## start RECORDED DATA

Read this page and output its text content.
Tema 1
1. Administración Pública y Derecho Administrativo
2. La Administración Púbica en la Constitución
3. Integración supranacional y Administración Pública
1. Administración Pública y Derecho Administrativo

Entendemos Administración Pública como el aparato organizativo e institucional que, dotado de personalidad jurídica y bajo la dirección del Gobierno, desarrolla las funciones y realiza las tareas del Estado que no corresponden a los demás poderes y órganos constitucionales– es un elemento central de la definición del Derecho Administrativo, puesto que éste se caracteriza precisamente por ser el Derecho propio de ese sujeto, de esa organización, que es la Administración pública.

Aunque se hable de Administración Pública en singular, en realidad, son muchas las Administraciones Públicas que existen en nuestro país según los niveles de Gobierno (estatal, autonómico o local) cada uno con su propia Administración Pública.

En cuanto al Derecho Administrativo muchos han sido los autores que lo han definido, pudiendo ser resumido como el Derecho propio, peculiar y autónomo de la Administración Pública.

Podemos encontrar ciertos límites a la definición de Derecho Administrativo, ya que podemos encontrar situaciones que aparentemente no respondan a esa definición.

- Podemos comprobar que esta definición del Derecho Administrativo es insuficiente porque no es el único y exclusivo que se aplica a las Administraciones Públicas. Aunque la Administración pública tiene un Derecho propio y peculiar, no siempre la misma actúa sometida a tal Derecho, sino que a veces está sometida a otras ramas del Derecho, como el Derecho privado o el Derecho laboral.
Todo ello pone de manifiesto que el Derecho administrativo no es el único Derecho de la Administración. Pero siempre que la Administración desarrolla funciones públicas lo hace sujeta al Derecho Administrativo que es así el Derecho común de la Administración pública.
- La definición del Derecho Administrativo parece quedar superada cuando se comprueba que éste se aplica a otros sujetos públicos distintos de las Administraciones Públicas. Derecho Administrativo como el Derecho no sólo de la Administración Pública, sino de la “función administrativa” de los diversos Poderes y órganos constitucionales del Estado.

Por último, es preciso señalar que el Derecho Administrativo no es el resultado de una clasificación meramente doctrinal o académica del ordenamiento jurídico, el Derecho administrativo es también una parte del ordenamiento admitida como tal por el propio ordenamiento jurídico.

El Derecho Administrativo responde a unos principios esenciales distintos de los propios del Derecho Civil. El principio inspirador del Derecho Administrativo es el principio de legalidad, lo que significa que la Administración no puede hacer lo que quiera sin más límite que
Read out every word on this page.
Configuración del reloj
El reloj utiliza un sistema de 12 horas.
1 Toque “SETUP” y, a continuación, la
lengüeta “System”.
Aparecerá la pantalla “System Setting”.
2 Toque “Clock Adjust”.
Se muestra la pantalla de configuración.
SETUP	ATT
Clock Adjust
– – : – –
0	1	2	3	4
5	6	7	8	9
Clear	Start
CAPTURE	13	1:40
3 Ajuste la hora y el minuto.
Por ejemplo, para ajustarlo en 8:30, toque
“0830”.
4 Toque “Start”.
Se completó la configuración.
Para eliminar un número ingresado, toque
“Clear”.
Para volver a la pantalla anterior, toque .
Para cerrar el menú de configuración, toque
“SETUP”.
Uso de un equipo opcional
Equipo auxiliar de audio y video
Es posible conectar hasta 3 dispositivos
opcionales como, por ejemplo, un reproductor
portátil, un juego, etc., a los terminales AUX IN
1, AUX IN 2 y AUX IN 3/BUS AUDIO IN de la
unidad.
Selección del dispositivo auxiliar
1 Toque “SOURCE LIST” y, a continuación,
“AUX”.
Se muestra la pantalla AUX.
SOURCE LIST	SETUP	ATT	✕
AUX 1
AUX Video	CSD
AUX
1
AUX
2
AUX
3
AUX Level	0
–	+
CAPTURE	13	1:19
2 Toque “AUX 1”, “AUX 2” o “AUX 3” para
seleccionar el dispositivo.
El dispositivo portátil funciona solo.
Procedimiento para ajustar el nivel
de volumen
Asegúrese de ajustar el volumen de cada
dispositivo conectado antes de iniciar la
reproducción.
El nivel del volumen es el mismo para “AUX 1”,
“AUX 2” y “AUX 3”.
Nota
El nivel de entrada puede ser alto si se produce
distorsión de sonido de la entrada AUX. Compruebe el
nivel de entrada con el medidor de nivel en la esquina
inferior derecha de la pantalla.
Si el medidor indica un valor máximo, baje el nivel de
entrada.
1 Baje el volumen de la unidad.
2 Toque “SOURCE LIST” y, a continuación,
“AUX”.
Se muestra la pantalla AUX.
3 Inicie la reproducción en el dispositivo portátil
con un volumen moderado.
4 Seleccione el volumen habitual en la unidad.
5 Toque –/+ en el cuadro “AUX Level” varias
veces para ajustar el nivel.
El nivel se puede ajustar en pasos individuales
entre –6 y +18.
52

## end RECORDED DATA

AIM: Retype all of the material, keeping each line exact.

SOLUTION TO THIS PROBLEM:
Read this page and output its text content.
Tema 1
1. Administración Pública y Derecho Administrativo
2. La Administración Púbica en la Constitución
3. Integración supranacional y Administración Pública
1. Administración Pública y Derecho Administrativo

Entendemos Administración Pública como el aparato organizativo e institucional que, dotado de personalidad jurídica y bajo la dirección del Gobierno, desarrolla las funciones y realiza las tareas del Estado que no corresponden a los demás poderes y órganos constitucionales– es un elemento central de la definición del Derecho Administrativo, puesto que éste se caracteriza precisamente por ser el Derecho propio de ese sujeto, de esa organización, que es la Administración pública.

Aunque se hable de Administración Pública en singular, en realidad, son muchas las Administraciones Públicas que existen en nuestro país según los niveles de Gobierno (estatal, autonómico o local) cada uno con su propia Administración Pública.

En cuanto al Derecho Administrativo muchos han sido los autores que lo han definido, pudiendo ser resumido como el Derecho propio, peculiar y autónomo de la Administración Pública.

Podemos encontrar ciertos límites a la definición de Derecho Administrativo, ya que podemos encontrar situaciones que aparentemente no respondan a esa definición.

- Podemos comprobar que esta definición del Derecho Administrativo es insuficiente porque no es el único y exclusivo que se aplica a las Administraciones Públicas. Aunque la Administración pública tiene un Derecho propio y peculiar, no siempre la misma actúa sometida a tal Derecho, sino que a veces está sometida a otras ramas del Derecho, como el Derecho privado o el Derecho laboral.
Todo ello pone de manifiesto que el Derecho administrativo no es el único Derecho de la Administración. Pero siempre que la Administración desarrolla funciones públicas lo hace sujeta al Derecho Administrativo que es así el Derecho común de la Administración pública.
- La definición del Derecho Administrativo parece quedar superada cuando se comprueba que éste se aplica a otros sujetos públicos distintos de las Administraciones Públicas. Derecho Administrativo como el Derecho no sólo de la Administración Pública, sino de la “función administrativa” de los diversos Poderes y órganos constitucionales del Estado.

Por último, es preciso señalar que el Derecho Administrativo no es el resultado de una clasificación meramente doctrinal o académica del ordenamiento jurídico, el Derecho administrativo es también una parte del ordenamiento admitida como tal por el propio ordenamiento jurídico.

El Derecho Administrativo responde a unos principios esenciales distintos de los propios del Derecho Civil. El principio inspirador del Derecho Administrativo es el principio de legalidad, lo que significa que la Administración no puede hacer lo que quiera sin más límite que
Read out every word on this page.
Configuración del reloj
El reloj utiliza un sistema de 12 horas.
1 Toque “SETUP” y, a continuación, la
lengüeta “System”.
Aparecerá la pantalla “System Setting”.
2 Toque “Clock Adjust”.
Se muestra la pantalla de configuración.
SETUP	ATT
Clock Adjust
– – : – –
0	1	2	3	4
5	6	7	8	9
Clear	Start
CAPTURE	13	1:40
3 Ajuste la hora y el minuto.
Por ejemplo, para ajustarlo en 8:30, toque
“0830”.
4 Toque “Start”.
Se completó la configuración.
Para eliminar un número ingresado, toque
“Clear”.
Para volver a la pantalla anterior, toque .
Para cerrar el menú de configuración, toque
“SETUP”.
Uso de un equipo opcional
Equipo auxiliar de audio y video
Es posible conectar hasta 3 dispositivos
opcionales como, por ejemplo, un reproductor
portátil, un juego, etc., a los terminales AUX IN
1, AUX IN 2 y AUX IN 3/BUS AUDIO IN de la
unidad.
Selección del dispositivo auxiliar
1 Toque “SOURCE LIST” y, a continuación,
“AUX”.
Se muestra la pantalla AUX.
SOURCE LIST	SETUP	ATT	✕
AUX 1
AUX Video	CSD
AUX
1
AUX
2
AUX
3
AUX Level	0
–	+
CAPTURE	13	1:19
2 Toque “AUX 1”, “AUX 2” o “AUX 3” para
seleccionar el dispositivo.
El dispositivo portátil funciona solo.
Procedimiento para ajustar el nivel
de volumen
Asegúrese de ajustar el volumen de cada
dispositivo conectado antes de iniciar la
reproducción.
El nivel del volumen es el mismo para “AUX 1”,
“AUX 2” y “AUX 3”.
Nota
El nivel de entrada puede ser alto si se produce
distorsión de sonido de la entrada AUX. Compruebe el
nivel de entrada con el medidor de nivel en la esquina
inferior derecha de la pantalla.
Si el medidor indica un valor máximo, baje el nivel de
entrada.
1 Baje el volumen de la unidad.
2 Toque “SOURCE LIST” y, a continuación,
“AUX”.
Se muestra la pantalla AUX.
3 Inicie la reproducción en el dispositivo portátil
con un volumen moderado.
4 Seleccione el volumen habitual en la unidad.
5 Toque –/+ en el cuadro “AUX Level” varias
veces para ajustar el nivel.
El nivel se puede ajustar en pasos individuales
entre –6 y +18.
52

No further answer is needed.